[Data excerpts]
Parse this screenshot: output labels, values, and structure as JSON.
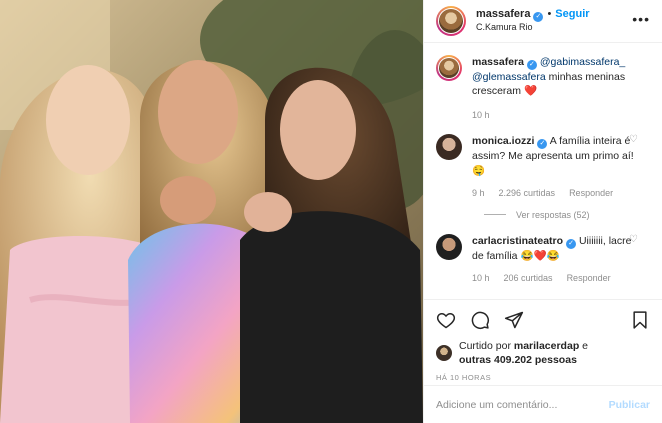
{
  "post": {
    "header": {
      "username": "massafera",
      "separator": "•",
      "follow_label": "Seguir",
      "location": "C.Kamura Rio",
      "more_label": "•••"
    },
    "caption": {
      "username": "massafera",
      "mention1": "@gabimassafera_",
      "mention2": "@glemassafera",
      "text": " minhas meninas cresceram ",
      "emoji": "❤️",
      "time": "10 h"
    },
    "comments": [
      {
        "username": "monica.iozzi",
        "text": " A família inteira é assim? Me apresenta um primo aí! 🤤",
        "time": "9 h",
        "likes": "2.296 curtidas",
        "reply": "Responder"
      },
      {
        "username": "carlacristinateatro",
        "text": " Uiiiiiii, lacre de família 😂❤️😂",
        "time": "10 h",
        "likes": "206 curtidas",
        "reply": "Responder"
      }
    ],
    "view_replies": "Ver respostas (52)",
    "likes": {
      "prefix": "Curtido por ",
      "user": "marilacerdap",
      "conj": " e",
      "others": "outras 409.202 pessoas"
    },
    "timestamp": "HÁ 10 HORAS",
    "add_comment": {
      "placeholder": "Adicione um comentário...",
      "publish": "Publicar"
    }
  },
  "icons": {
    "verified": "verified-badge-icon",
    "like": "heart-icon",
    "comment": "comment-bubble-icon",
    "share": "paper-plane-icon",
    "save": "bookmark-icon",
    "more": "more-options-icon"
  },
  "colors": {
    "accent": "#0095f6",
    "verified": "#3897f0",
    "muted": "#8e8e8e",
    "publish_disabled": "#b3dbff"
  }
}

### SHORT EXERCISE
Reproduce every entry word for word, but omit the pictures.

### SOLUTION FOR THIS TASK
Parse this screenshot: output labels, values, and structure as JSON.
{
  "post": {
    "header": {
      "username": "massafera",
      "separator": "•",
      "follow_label": "Seguir",
      "location": "C.Kamura Rio",
      "more_label": "•••"
    },
    "caption": {
      "username": "massafera",
      "mention1": "@gabimassafera_",
      "mention2": "@glemassafera",
      "text": " minhas meninas cresceram ",
      "emoji": "❤️",
      "time": "10 h"
    },
    "comments": [
      {
        "username": "monica.iozzi",
        "text": " A família inteira é assim? Me apresenta um primo aí! 🤤",
        "time": "9 h",
        "likes": "2.296 curtidas",
        "reply": "Responder"
      },
      {
        "username": "carlacristinateatro",
        "text": " Uiiiiiii, lacre de família 😂❤️😂",
        "time": "10 h",
        "likes": "206 curtidas",
        "reply": "Responder"
      }
    ],
    "view_replies": "Ver respostas (52)",
    "likes": {
      "prefix": "Curtido por ",
      "user": "marilacerdap",
      "conj": " e",
      "others": "outras 409.202 pessoas"
    },
    "timestamp": "HÁ 10 HORAS",
    "add_comment": {
      "placeholder": "Adicione um comentário...",
      "publish": "Publicar"
    }
  },
  "icons": {
    "verified": "verified-badge-icon",
    "like": "heart-icon",
    "comment": "comment-bubble-icon",
    "share": "paper-plane-icon",
    "save": "bookmark-icon",
    "more": "more-options-icon"
  },
  "colors": {
    "accent": "#0095f6",
    "verified": "#3897f0",
    "muted": "#8e8e8e",
    "publish_disabled": "#b3dbff"
  }
}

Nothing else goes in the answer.